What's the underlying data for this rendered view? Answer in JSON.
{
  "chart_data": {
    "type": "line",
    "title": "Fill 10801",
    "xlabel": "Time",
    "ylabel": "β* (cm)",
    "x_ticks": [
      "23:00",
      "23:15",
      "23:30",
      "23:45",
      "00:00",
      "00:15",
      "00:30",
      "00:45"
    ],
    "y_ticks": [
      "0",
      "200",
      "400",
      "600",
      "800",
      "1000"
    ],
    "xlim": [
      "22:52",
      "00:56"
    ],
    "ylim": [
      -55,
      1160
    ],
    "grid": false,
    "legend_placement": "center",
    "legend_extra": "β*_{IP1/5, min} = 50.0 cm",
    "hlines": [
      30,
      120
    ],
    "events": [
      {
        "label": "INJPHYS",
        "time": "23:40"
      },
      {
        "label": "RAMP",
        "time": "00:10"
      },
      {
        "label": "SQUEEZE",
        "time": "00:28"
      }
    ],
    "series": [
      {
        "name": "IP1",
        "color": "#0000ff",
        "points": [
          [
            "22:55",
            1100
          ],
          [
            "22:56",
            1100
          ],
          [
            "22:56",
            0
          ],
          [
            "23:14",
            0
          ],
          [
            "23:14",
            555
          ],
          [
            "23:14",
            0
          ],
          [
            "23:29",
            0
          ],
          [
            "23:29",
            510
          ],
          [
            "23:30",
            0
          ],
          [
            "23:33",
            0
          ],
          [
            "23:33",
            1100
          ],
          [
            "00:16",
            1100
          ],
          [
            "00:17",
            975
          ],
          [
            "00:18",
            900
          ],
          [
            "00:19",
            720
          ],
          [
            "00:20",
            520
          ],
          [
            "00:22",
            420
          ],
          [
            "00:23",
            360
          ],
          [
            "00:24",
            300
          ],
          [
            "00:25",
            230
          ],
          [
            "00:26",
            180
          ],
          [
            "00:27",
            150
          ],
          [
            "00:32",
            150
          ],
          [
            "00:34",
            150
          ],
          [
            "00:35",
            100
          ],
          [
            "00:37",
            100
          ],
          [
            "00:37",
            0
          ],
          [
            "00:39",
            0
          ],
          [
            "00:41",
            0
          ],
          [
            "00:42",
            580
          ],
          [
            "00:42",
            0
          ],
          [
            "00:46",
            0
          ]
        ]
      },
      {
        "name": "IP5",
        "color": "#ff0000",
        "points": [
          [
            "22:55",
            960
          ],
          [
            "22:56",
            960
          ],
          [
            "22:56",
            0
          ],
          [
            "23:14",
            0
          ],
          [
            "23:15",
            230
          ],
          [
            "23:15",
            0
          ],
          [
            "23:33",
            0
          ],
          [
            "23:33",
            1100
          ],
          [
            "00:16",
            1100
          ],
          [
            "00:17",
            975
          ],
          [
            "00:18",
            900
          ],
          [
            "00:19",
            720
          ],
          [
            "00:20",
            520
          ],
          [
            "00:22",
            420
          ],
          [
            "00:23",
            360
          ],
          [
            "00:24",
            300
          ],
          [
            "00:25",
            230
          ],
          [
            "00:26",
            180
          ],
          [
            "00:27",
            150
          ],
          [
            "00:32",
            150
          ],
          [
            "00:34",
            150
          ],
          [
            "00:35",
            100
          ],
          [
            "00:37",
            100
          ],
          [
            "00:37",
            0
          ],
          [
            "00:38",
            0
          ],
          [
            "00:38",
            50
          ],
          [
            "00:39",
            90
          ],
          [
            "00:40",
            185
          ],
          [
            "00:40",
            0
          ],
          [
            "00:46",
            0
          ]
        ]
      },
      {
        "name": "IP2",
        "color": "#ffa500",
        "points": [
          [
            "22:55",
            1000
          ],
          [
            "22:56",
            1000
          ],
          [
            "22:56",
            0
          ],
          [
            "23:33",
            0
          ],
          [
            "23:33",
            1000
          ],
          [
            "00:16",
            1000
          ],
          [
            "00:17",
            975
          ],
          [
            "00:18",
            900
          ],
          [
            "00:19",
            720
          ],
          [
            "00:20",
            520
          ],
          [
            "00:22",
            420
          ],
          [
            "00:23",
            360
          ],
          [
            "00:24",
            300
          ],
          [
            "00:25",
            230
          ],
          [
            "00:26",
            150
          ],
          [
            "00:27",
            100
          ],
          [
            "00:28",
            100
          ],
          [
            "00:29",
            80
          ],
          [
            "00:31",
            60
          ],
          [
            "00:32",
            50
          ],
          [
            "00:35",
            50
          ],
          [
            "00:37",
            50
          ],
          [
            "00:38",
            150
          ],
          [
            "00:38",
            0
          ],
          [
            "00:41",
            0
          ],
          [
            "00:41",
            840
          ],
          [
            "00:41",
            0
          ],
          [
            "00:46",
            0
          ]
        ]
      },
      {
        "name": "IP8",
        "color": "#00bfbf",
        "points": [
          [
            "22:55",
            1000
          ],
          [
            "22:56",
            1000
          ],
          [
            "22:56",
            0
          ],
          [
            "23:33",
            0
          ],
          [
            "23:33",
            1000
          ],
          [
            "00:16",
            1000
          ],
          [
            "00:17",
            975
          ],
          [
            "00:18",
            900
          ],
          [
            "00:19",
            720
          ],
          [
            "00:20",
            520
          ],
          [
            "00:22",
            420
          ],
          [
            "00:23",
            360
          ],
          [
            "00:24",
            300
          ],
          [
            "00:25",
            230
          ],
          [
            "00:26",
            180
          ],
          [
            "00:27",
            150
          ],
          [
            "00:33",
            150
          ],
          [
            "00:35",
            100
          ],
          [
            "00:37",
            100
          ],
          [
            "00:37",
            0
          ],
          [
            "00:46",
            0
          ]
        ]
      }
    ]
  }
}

» Required task
Reproduce the material verbatim, line by line.

» Answer to this problem
What's the underlying data for this rendered view? Answer in JSON.
{
  "chart_data": {
    "type": "line",
    "title": "Fill 10801",
    "xlabel": "Time",
    "ylabel": "β* (cm)",
    "x_ticks": [
      "23:00",
      "23:15",
      "23:30",
      "23:45",
      "00:00",
      "00:15",
      "00:30",
      "00:45"
    ],
    "y_ticks": [
      "0",
      "200",
      "400",
      "600",
      "800",
      "1000"
    ],
    "xlim": [
      "22:52",
      "00:56"
    ],
    "ylim": [
      -55,
      1160
    ],
    "grid": false,
    "legend_placement": "center",
    "legend_extra": "β*_{IP1/5, min} = 50.0 cm",
    "hlines": [
      30,
      120
    ],
    "events": [
      {
        "label": "INJPHYS",
        "time": "23:40"
      },
      {
        "label": "RAMP",
        "time": "00:10"
      },
      {
        "label": "SQUEEZE",
        "time": "00:28"
      }
    ],
    "series": [
      {
        "name": "IP1",
        "color": "#0000ff",
        "points": [
          [
            "22:55",
            1100
          ],
          [
            "22:56",
            1100
          ],
          [
            "22:56",
            0
          ],
          [
            "23:14",
            0
          ],
          [
            "23:14",
            555
          ],
          [
            "23:14",
            0
          ],
          [
            "23:29",
            0
          ],
          [
            "23:29",
            510
          ],
          [
            "23:30",
            0
          ],
          [
            "23:33",
            0
          ],
          [
            "23:33",
            1100
          ],
          [
            "00:16",
            1100
          ],
          [
            "00:17",
            975
          ],
          [
            "00:18",
            900
          ],
          [
            "00:19",
            720
          ],
          [
            "00:20",
            520
          ],
          [
            "00:22",
            420
          ],
          [
            "00:23",
            360
          ],
          [
            "00:24",
            300
          ],
          [
            "00:25",
            230
          ],
          [
            "00:26",
            180
          ],
          [
            "00:27",
            150
          ],
          [
            "00:32",
            150
          ],
          [
            "00:34",
            150
          ],
          [
            "00:35",
            100
          ],
          [
            "00:37",
            100
          ],
          [
            "00:37",
            0
          ],
          [
            "00:39",
            0
          ],
          [
            "00:41",
            0
          ],
          [
            "00:42",
            580
          ],
          [
            "00:42",
            0
          ],
          [
            "00:46",
            0
          ]
        ]
      },
      {
        "name": "IP5",
        "color": "#ff0000",
        "points": [
          [
            "22:55",
            960
          ],
          [
            "22:56",
            960
          ],
          [
            "22:56",
            0
          ],
          [
            "23:14",
            0
          ],
          [
            "23:15",
            230
          ],
          [
            "23:15",
            0
          ],
          [
            "23:33",
            0
          ],
          [
            "23:33",
            1100
          ],
          [
            "00:16",
            1100
          ],
          [
            "00:17",
            975
          ],
          [
            "00:18",
            900
          ],
          [
            "00:19",
            720
          ],
          [
            "00:20",
            520
          ],
          [
            "00:22",
            420
          ],
          [
            "00:23",
            360
          ],
          [
            "00:24",
            300
          ],
          [
            "00:25",
            230
          ],
          [
            "00:26",
            180
          ],
          [
            "00:27",
            150
          ],
          [
            "00:32",
            150
          ],
          [
            "00:34",
            150
          ],
          [
            "00:35",
            100
          ],
          [
            "00:37",
            100
          ],
          [
            "00:37",
            0
          ],
          [
            "00:38",
            0
          ],
          [
            "00:38",
            50
          ],
          [
            "00:39",
            90
          ],
          [
            "00:40",
            185
          ],
          [
            "00:40",
            0
          ],
          [
            "00:46",
            0
          ]
        ]
      },
      {
        "name": "IP2",
        "color": "#ffa500",
        "points": [
          [
            "22:55",
            1000
          ],
          [
            "22:56",
            1000
          ],
          [
            "22:56",
            0
          ],
          [
            "23:33",
            0
          ],
          [
            "23:33",
            1000
          ],
          [
            "00:16",
            1000
          ],
          [
            "00:17",
            975
          ],
          [
            "00:18",
            900
          ],
          [
            "00:19",
            720
          ],
          [
            "00:20",
            520
          ],
          [
            "00:22",
            420
          ],
          [
            "00:23",
            360
          ],
          [
            "00:24",
            300
          ],
          [
            "00:25",
            230
          ],
          [
            "00:26",
            150
          ],
          [
            "00:27",
            100
          ],
          [
            "00:28",
            100
          ],
          [
            "00:29",
            80
          ],
          [
            "00:31",
            60
          ],
          [
            "00:32",
            50
          ],
          [
            "00:35",
            50
          ],
          [
            "00:37",
            50
          ],
          [
            "00:38",
            150
          ],
          [
            "00:38",
            0
          ],
          [
            "00:41",
            0
          ],
          [
            "00:41",
            840
          ],
          [
            "00:41",
            0
          ],
          [
            "00:46",
            0
          ]
        ]
      },
      {
        "name": "IP8",
        "color": "#00bfbf",
        "points": [
          [
            "22:55",
            1000
          ],
          [
            "22:56",
            1000
          ],
          [
            "22:56",
            0
          ],
          [
            "23:33",
            0
          ],
          [
            "23:33",
            1000
          ],
          [
            "00:16",
            1000
          ],
          [
            "00:17",
            975
          ],
          [
            "00:18",
            900
          ],
          [
            "00:19",
            720
          ],
          [
            "00:20",
            520
          ],
          [
            "00:22",
            420
          ],
          [
            "00:23",
            360
          ],
          [
            "00:24",
            300
          ],
          [
            "00:25",
            230
          ],
          [
            "00:26",
            180
          ],
          [
            "00:27",
            150
          ],
          [
            "00:33",
            150
          ],
          [
            "00:35",
            100
          ],
          [
            "00:37",
            100
          ],
          [
            "00:37",
            0
          ],
          [
            "00:46",
            0
          ]
        ]
      }
    ]
  }
}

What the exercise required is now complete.